:: What needs to be done ::
Could you copy out, word for word, every line of the records from the line with "page-indicator: 1/1页 [388,735,428,759]" to the line with "delete-icon[interactable] [394,233,404,244]", including both of those lines?
## start Data provided
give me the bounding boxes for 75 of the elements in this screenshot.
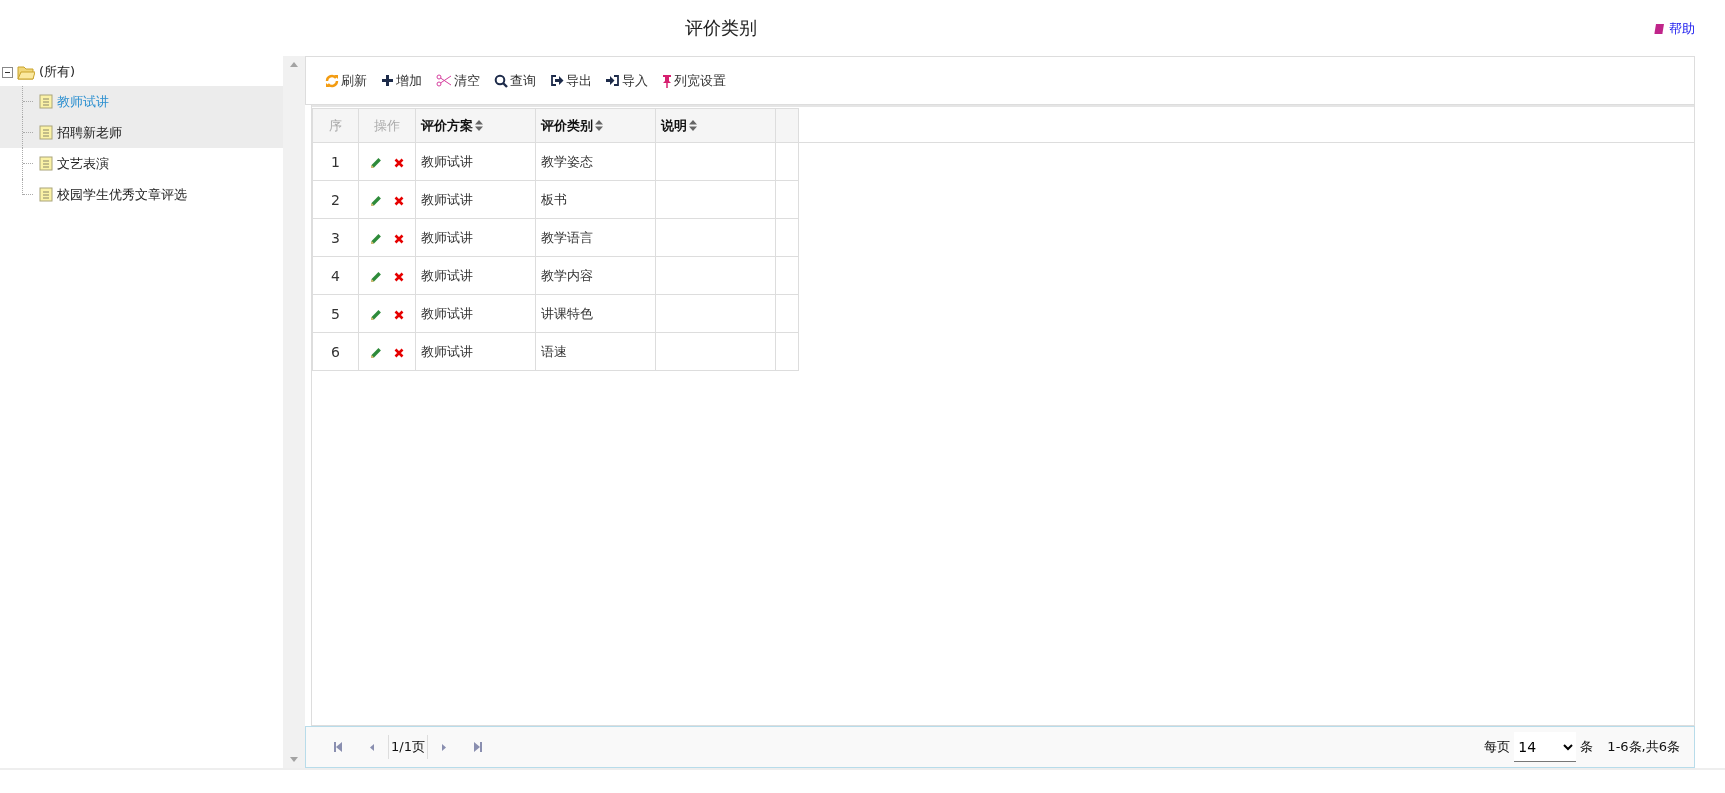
page-indicator: 1/1页 [388,735,428,759]
tree-item[interactable]: 校园学生优秀文章评选 [0,179,283,210]
last-page-icon[interactable] [473,742,482,752]
table-cell: 1 [312,142,359,181]
table-cell: 讲课特色 [535,294,656,333]
tree-root[interactable]: (所有) [0,58,283,86]
pin-icon [662,73,672,88]
delete-icon[interactable] [394,233,404,244]
export-button[interactable]: 导出 [545,69,597,92]
scrollbar[interactable] [283,56,305,768]
table-cell: 教学语言 [535,218,656,257]
import-button[interactable]: 导入 [601,69,653,92]
column-header[interactable]: 说明 [655,108,776,143]
table-cell: 板书 [535,180,656,219]
delete-icon[interactable] [394,271,404,282]
pencil-icon[interactable] [370,156,382,169]
column-header[interactable]: 评价方案 [415,108,536,143]
delete-icon[interactable] [394,195,404,206]
table-cell: 教师试讲 [415,256,536,295]
previous-page-icon[interactable] [370,743,374,751]
table-cell: 6 [312,332,359,371]
unit-label: 条 [1580,738,1594,756]
table-cell: 语速 [535,332,656,371]
help-link[interactable]: 帮助 [1654,20,1695,38]
delete-icon[interactable] [394,157,404,168]
table-cell: 教师试讲 [415,332,536,371]
import-icon [606,74,620,87]
sort-icon [595,120,603,131]
table-cell: 教学内容 [535,256,656,295]
per-page-label: 每页 [1484,738,1511,756]
tree-item[interactable]: 招聘新老师 [0,117,283,148]
table-cell: 4 [312,256,359,295]
record-summary: 1-6条,共6条 [1607,738,1680,756]
pencil-icon[interactable] [370,308,382,321]
search-button[interactable]: 查询 [489,69,541,92]
first-page-icon[interactable] [334,742,342,752]
table-cell: 教师试讲 [415,142,536,181]
pin-button[interactable]: 列宽设置 [657,69,731,92]
sort-icon [475,120,483,131]
document-icon [39,187,53,202]
pencil-icon[interactable] [370,270,382,283]
book-icon [1654,23,1665,35]
table-cell: 教师试讲 [415,180,536,219]
column-header: 操作 [358,108,416,143]
refresh-button[interactable]: 刷新 [320,69,372,92]
table-cell: 教学姿态 [535,142,656,181]
add-button[interactable]: 增加 [376,69,427,92]
clear-button[interactable]: 清空 [431,69,485,92]
search-icon [494,73,508,88]
pencil-icon[interactable] [370,346,382,359]
folder-icon [17,64,35,80]
column-header: 序 [312,108,359,143]
collapse-toggle-icon[interactable] [2,66,13,78]
page-title: 评价类别 [685,16,757,40]
export-icon [550,74,564,87]
document-icon [39,94,53,109]
table-cell: 2 [312,180,359,219]
page-size-select[interactable]: 14 [1514,732,1577,762]
plus-icon [381,74,394,87]
tree-item[interactable]: 文艺表演 [0,148,283,179]
pencil-icon[interactable] [370,232,382,245]
delete-icon[interactable] [394,309,404,320]
table-cell: 教师试讲 [415,218,536,257]
delete-icon[interactable] [394,347,404,358]
document-icon [39,156,53,171]
pencil-icon[interactable] [370,194,382,207]
table-cell: 3 [312,218,359,257]
table-cell: 教师试讲 [415,294,536,333]
table-cell: 5 [312,294,359,333]
sort-icon [689,120,697,131]
scissors-icon [436,74,452,87]
next-page-icon[interactable] [441,743,446,751]
refresh-icon [325,73,339,88]
document-icon [39,125,53,140]
column-header[interactable]: 评价类别 [535,108,656,143]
## end Data provided
:: Solution for this problem ::
page-indicator: 1/1页 [388,735,428,759]
tree-item[interactable]: 校园学生优秀文章评选 [0,179,283,210]
last-page-icon[interactable] [473,742,482,752]
table-cell: 1 [312,142,359,181]
table-cell: 讲课特色 [535,294,656,333]
tree-root[interactable]: (所有) [0,58,283,86]
pin-icon [662,73,672,88]
delete-icon[interactable] [394,233,404,244]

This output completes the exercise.